*WHAT IS NEEDED:*
Copy every record word for word.

*** Opening RECORD EXTRACTS ***

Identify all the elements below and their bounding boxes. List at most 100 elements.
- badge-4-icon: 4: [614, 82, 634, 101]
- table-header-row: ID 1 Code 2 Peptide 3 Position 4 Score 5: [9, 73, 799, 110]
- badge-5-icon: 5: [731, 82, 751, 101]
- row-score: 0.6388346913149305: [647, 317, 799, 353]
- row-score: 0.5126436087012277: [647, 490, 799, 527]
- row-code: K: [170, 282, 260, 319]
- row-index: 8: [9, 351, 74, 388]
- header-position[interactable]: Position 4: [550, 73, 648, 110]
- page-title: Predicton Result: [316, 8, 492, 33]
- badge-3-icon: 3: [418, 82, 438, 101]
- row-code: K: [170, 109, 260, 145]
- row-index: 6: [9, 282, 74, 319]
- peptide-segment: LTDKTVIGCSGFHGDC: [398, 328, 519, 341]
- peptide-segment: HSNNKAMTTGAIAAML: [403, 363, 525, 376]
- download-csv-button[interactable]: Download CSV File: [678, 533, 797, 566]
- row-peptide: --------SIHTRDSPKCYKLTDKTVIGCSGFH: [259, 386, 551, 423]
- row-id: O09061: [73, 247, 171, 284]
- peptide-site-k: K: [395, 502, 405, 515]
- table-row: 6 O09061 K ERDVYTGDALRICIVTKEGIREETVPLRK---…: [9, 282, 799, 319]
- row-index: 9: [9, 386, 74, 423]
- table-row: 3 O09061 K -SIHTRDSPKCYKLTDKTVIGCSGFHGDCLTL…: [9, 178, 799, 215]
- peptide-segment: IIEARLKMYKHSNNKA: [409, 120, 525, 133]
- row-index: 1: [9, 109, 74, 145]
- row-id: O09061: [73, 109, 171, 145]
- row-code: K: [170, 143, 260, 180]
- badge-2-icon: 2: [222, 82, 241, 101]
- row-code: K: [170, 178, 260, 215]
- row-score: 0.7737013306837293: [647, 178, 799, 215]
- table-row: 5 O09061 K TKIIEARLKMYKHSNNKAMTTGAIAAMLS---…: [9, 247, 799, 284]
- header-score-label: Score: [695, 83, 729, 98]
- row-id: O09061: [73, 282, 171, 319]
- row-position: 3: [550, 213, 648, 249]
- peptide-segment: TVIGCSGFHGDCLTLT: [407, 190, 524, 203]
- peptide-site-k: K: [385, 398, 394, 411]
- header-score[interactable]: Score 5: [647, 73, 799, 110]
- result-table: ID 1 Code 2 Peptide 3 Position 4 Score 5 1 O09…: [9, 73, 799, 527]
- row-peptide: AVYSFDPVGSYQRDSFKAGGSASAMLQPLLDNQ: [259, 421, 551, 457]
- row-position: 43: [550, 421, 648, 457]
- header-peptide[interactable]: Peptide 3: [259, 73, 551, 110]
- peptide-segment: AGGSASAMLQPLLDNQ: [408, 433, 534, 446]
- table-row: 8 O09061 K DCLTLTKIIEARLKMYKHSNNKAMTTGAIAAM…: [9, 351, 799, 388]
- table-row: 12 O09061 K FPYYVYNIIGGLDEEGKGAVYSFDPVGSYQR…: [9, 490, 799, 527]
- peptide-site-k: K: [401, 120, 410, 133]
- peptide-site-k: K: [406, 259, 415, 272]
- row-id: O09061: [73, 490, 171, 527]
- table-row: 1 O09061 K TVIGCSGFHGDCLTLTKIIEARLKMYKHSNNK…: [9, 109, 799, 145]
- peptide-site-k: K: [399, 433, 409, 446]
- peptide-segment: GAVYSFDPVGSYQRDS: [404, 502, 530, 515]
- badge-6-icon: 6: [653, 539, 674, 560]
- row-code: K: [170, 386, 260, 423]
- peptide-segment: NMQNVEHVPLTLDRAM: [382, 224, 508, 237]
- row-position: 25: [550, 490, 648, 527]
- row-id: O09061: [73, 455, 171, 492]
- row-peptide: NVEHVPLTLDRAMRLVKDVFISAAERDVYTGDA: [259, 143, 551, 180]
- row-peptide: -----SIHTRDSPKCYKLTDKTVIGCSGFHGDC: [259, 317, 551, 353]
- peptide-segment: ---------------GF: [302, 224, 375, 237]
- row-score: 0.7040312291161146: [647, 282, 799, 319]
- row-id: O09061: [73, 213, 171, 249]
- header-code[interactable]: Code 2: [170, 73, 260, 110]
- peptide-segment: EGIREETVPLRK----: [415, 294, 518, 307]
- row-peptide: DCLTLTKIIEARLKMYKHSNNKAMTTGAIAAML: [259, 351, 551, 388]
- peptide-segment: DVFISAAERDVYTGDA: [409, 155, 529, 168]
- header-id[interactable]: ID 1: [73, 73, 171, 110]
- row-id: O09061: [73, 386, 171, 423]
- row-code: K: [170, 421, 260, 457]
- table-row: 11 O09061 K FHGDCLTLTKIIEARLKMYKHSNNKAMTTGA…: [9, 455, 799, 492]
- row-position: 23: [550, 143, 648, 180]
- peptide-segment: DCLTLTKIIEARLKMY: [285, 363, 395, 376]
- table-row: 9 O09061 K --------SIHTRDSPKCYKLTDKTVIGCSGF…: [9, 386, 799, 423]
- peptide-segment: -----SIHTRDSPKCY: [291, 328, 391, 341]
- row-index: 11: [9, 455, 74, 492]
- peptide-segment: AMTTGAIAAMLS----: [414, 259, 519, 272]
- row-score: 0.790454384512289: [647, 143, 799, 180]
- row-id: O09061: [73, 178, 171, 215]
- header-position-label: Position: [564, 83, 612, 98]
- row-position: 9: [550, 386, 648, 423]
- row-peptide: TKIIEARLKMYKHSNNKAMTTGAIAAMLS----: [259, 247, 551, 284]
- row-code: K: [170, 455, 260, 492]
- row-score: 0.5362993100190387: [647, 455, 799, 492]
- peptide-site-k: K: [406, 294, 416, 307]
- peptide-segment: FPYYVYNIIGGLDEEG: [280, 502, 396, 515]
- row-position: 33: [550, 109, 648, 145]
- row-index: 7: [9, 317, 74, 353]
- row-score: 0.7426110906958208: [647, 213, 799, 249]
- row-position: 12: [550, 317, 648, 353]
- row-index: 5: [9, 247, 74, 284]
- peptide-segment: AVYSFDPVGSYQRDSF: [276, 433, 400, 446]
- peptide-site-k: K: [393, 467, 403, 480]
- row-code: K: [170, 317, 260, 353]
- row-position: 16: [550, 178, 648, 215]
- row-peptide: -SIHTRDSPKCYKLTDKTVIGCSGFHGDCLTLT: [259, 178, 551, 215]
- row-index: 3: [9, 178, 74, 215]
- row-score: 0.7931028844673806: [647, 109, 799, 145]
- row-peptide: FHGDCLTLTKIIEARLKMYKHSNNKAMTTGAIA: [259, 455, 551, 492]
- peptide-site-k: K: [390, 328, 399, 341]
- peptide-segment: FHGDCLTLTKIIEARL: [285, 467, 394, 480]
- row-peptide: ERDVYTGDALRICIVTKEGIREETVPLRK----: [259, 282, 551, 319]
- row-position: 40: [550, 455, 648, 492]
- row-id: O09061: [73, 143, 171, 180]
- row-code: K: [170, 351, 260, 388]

*** Closing RECORD EXTRACTS ***

*SOLUTION TO THE PROBLEM:*
Identify all the elements below and their bounding boxes. List at most 100 elements.
- badge-4-icon: 4: [614, 82, 634, 101]
- table-header-row: ID 1 Code 2 Peptide 3 Position 4 Score 5: [9, 73, 799, 110]
- badge-5-icon: 5: [731, 82, 751, 101]
- row-score: 0.6388346913149305: [647, 317, 799, 353]
- row-score: 0.5126436087012277: [647, 490, 799, 527]
- row-code: K: [170, 282, 260, 319]
- row-index: 8: [9, 351, 74, 388]
- header-position[interactable]: Position 4: [550, 73, 648, 110]
- page-title: Predicton Result: [316, 8, 492, 33]
- badge-3-icon: 3: [418, 82, 438, 101]
- row-code: K: [170, 109, 260, 145]
- row-index: 6: [9, 282, 74, 319]
- peptide-segment: LTDKTVIGCSGFHGDC: [398, 328, 519, 341]
- peptide-segment: HSNNKAMTTGAIAAML: [403, 363, 525, 376]
- download-csv-button[interactable]: Download CSV File: [678, 533, 797, 566]
- row-peptide: --------SIHTRDSPKCYKLTDKTVIGCSGFH: [259, 386, 551, 423]
- row-id: O09061: [73, 247, 171, 284]
- peptide-site-k: K: [395, 502, 405, 515]
- table-row: 6 O09061 K ERDVYTGDALRICIVTKEGIREETVPLRK---…: [9, 282, 799, 319]
- row-index: 9: [9, 386, 74, 423]
- table-row: 3 O09061 K -SIHTRDSPKCYKLTDKTVIGCSGFHGDCLTL…: [9, 178, 799, 215]
- peptide-segment: IIEARLKMYKHSNNKA: [409, 120, 525, 133]
- row-index: 1: [9, 109, 74, 145]
- row-id: O09061: [73, 109, 171, 145]
- row-code: K: [170, 143, 260, 180]
- badge-2-icon: 2: [222, 82, 241, 101]
- row-code: K: [170, 178, 260, 215]
- row-score: 0.7737013306837293: [647, 178, 799, 215]
- table-row: 5 O09061 K TKIIEARLKMYKHSNNKAMTTGAIAAMLS---…: [9, 247, 799, 284]
- header-score-label: Score: [695, 83, 729, 98]
- row-id: O09061: [73, 282, 171, 319]
- row-position: 3: [550, 213, 648, 249]
- peptide-segment: TVIGCSGFHGDCLTLT: [407, 190, 524, 203]
- peptide-site-k: K: [385, 398, 394, 411]
- header-score[interactable]: Score 5: [647, 73, 799, 110]
- result-table: ID 1 Code 2 Peptide 3 Position 4 Score 5 1 O09…: [9, 73, 799, 527]
- row-peptide: AVYSFDPVGSYQRDSFKAGGSASAMLQPLLDNQ: [259, 421, 551, 457]
- row-position: 43: [550, 421, 648, 457]
- header-peptide[interactable]: Peptide 3: [259, 73, 551, 110]
- peptide-segment: AGGSASAMLQPLLDNQ: [408, 433, 534, 446]
- table-row: 8 O09061 K DCLTLTKIIEARLKMYKHSNNKAMTTGAIAAM…: [9, 351, 799, 388]
- table-row: 12 O09061 K FPYYVYNIIGGLDEEGKGAVYSFDPVGSYQR…: [9, 490, 799, 527]
- peptide-site-k: K: [401, 120, 410, 133]
- peptide-site-k: K: [406, 259, 415, 272]
- row-id: O09061: [73, 490, 171, 527]
- table-row: 1 O09061 K TVIGCSGFHGDCLTLTKIIEARLKMYKHSNNK…: [9, 109, 799, 145]
- peptide-site-k: K: [399, 433, 409, 446]
- peptide-segment: GAVYSFDPVGSYQRDS: [404, 502, 530, 515]
- badge-6-icon: 6: [653, 539, 674, 560]
- row-code: K: [170, 386, 260, 423]
- peptide-segment: NMQNVEHVPLTLDRAM: [382, 224, 508, 237]
- row-position: 25: [550, 490, 648, 527]
- row-id: O09061: [73, 455, 171, 492]
- row-peptide: NVEHVPLTLDRAMRLVKDVFISAAERDVYTGDA: [259, 143, 551, 180]
- row-peptide: -----SIHTRDSPKCYKLTDKTVIGCSGFHGDC: [259, 317, 551, 353]
- peptide-segment: ---------------GF: [302, 224, 375, 237]
- row-score: 0.7040312291161146: [647, 282, 799, 319]
- row-id: O09061: [73, 213, 171, 249]
- header-code[interactable]: Code 2: [170, 73, 260, 110]
- peptide-segment: EGIREETVPLRK----: [415, 294, 518, 307]
- row-peptide: DCLTLTKIIEARLKMYKHSNNKAMTTGAIAAML: [259, 351, 551, 388]
- peptide-segment: DVFISAAERDVYTGDA: [409, 155, 529, 168]
- header-id[interactable]: ID 1: [73, 73, 171, 110]
- row-id: O09061: [73, 386, 171, 423]
- row-code: K: [170, 421, 260, 457]
- table-row: 11 O09061 K FHGDCLTLTKIIEARLKMYKHSNNKAMTTGA…: [9, 455, 799, 492]
- row-position: 23: [550, 143, 648, 180]
- peptide-segment: DCLTLTKIIEARLKMY: [285, 363, 395, 376]
- table-row: 9 O09061 K --------SIHTRDSPKCYKLTDKTVIGCSGF…: [9, 386, 799, 423]
- peptide-segment: -----SIHTRDSPKCY: [291, 328, 391, 341]
- row-index: 11: [9, 455, 74, 492]
- peptide-segment: AMTTGAIAAMLS----: [414, 259, 519, 272]
- row-score: 0.790454384512289: [647, 143, 799, 180]
- row-id: O09061: [73, 178, 171, 215]
- header-position-label: Position: [564, 83, 612, 98]
- row-position: 9: [550, 386, 648, 423]
- row-peptide: TKIIEARLKMYKHSNNKAMTTGAIAAMLS----: [259, 247, 551, 284]
- row-code: K: [170, 455, 260, 492]
- row-score: 0.5362993100190387: [647, 455, 799, 492]
- peptide-site-k: K: [406, 294, 416, 307]
- peptide-segment: FPYYVYNIIGGLDEEG: [280, 502, 396, 515]
- row-position: 33: [550, 109, 648, 145]
- row-index: 7: [9, 317, 74, 353]
- row-score: 0.7426110906958208: [647, 213, 799, 249]
- row-position: 12: [550, 317, 648, 353]
- row-index: 5: [9, 247, 74, 284]
- peptide-segment: AVYSFDPVGSYQRDSF: [276, 433, 400, 446]
- peptide-site-k: K: [393, 467, 403, 480]
- row-code: K: [170, 317, 260, 353]
- row-position: 16: [550, 178, 648, 215]
- row-peptide: -SIHTRDSPKCYKLTDKTVIGCSGFHGDCLTLT: [259, 178, 551, 215]
- row-index: 3: [9, 178, 74, 215]
- row-score: 0.7931028844673806: [647, 109, 799, 145]
- row-peptide: FHGDCLTLTKIIEARLKMYKHSNNKAMTTGAIA: [259, 455, 551, 492]
- peptide-site-k: K: [390, 328, 399, 341]
- peptide-segment: FHGDCLTLTKIIEARL: [285, 467, 394, 480]
- row-peptide: ERDVYTGDALRICIVTKEGIREETVPLRK----: [259, 282, 551, 319]
- row-position: 40: [550, 455, 648, 492]
- row-id: O09061: [73, 143, 171, 180]
- row-code: K: [170, 351, 260, 388]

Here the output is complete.